(Problem requirements):
Without including any images, reproduce each entry exactly.
-- Start Records shown --
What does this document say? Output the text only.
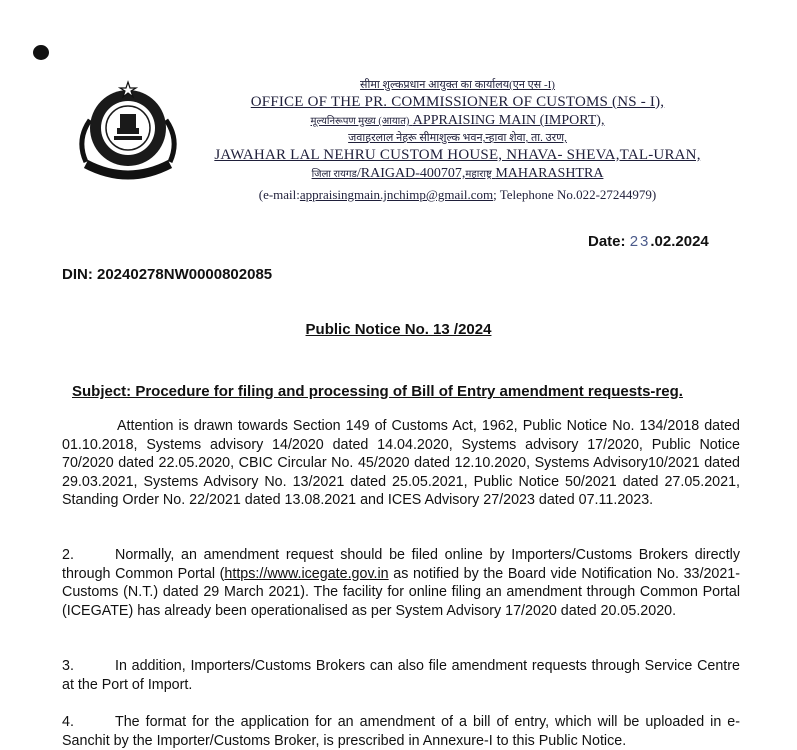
सीमा शुल्कप्रधान आयुक्त का कार्यालय(एन एस -I)
OFFICE OF THE PR. COMMISSIONER OF CUSTOMS (NS - I),
मूल्यनिरूपण मुख्य (आयात) APPRAISING MAIN (IMPORT),
जवाहरलाल नेहरू सीमाशुल्क भवन,न्हावा शेवा, ता. उरण,
JAWAHAR LAL NEHRU CUSTOM HOUSE, NHAVA- SHEVA,TAL-URAN,
जिला रायगड/RAIGAD-400707,महाराष्ट्र MAHARASHTRA
(e-mail:appraisingmain.jnchimp@gmail.com; Telephone No.022-27244979)
Date: 23.02.2024
DIN: 20240278NW0000802085
Public Notice No. 13 /2024
Subject: Procedure for filing and processing of Bill of Entry amendment requests-reg.
Attention is drawn towards Section 149 of Customs Act, 1962, Public Notice No. 134/2018 dated 01.10.2018, Systems advisory 14/2020 dated 14.04.2020, Systems advisory 17/2020, Public Notice 70/2020 dated 22.05.2020, CBIC Circular No. 45/2020 dated 12.10.2020, Systems Advisory10/2021 dated 29.03.2021, Systems Advisory No. 13/2021 dated 25.05.2021, Public Notice 50/2021 dated 27.05.2021, Standing Order No. 22/2021 dated 13.08.2021 and ICES Advisory 27/2023 dated 07.11.2023.
2.	Normally, an amendment request should be filed online by Importers/Customs Brokers directly through Common Portal (https://www.icegate.gov.in as notified by the Board vide Notification No. 33/2021-Customs (N.T.) dated 29 March 2021). The facility for online filing an amendment through Common Portal (ICEGATE) has already been operationalised as per System Advisory 17/2020 dated 20.05.2020.
3.	In addition, Importers/Customs Brokers can also file amendment requests through Service Centre at the Port of Import.
4.	The format for the application for an amendment of a bill of entry, which will be uploaded in e-Sanchit by the Importer/Customs Broker, is prescribed in Annexure-I to this Public Notice.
-- End Records shown --
(Written solution):
What does this document say? Output the text only.
सीमा शुल्कप्रधान आयुक्त का कार्यालय(एन एस -I)
OFFICE OF THE PR. COMMISSIONER OF CUSTOMS (NS - I),
मूल्यनिरूपण मुख्य (आयात) APPRAISING MAIN (IMPORT),
जवाहरलाल नेहरू सीमाशुल्क भवन,न्हावा शेवा, ता. उरण,
JAWAHAR LAL NEHRU CUSTOM HOUSE, NHAVA- SHEVA,TAL-URAN,
जिला रायगड/RAIGAD-400707,महाराष्ट्र MAHARASHTRA
(e-mail:appraisingmain.jnchimp@gmail.com; Telephone No.022-27244979)
Date: 23.02.2024
DIN: 20240278NW0000802085
Public Notice No. 13 /2024
Subject: Procedure for filing and processing of Bill of Entry amendment requests-reg.
Attention is drawn towards Section 149 of Customs Act, 1962, Public Notice No. 134/2018 dated 01.10.2018, Systems advisory 14/2020 dated 14.04.2020, Systems advisory 17/2020, Public Notice 70/2020 dated 22.05.2020, CBIC Circular No. 45/2020 dated 12.10.2020, Systems Advisory10/2021 dated 29.03.2021, Systems Advisory No. 13/2021 dated 25.05.2021, Public Notice 50/2021 dated 27.05.2021, Standing Order No. 22/2021 dated 13.08.2021 and ICES Advisory 27/2023 dated 07.11.2023.
2.	Normally, an amendment request should be filed online by Importers/Customs Brokers directly through Common Portal (https://www.icegate.gov.in as notified by the Board vide Notification No. 33/2021-Customs (N.T.) dated 29 March 2021). The facility for online filing an amendment through Common Portal (ICEGATE) has already been operationalised as per System Advisory 17/2020 dated 20.05.2020.
3.	In addition, Importers/Customs Brokers can also file amendment requests through Service Centre at the Port of Import.
4.	The format for the application for an amendment of a bill of entry, which will be uploaded in e-Sanchit by the Importer/Customs Broker, is prescribed in Annexure-I to this Public Notice.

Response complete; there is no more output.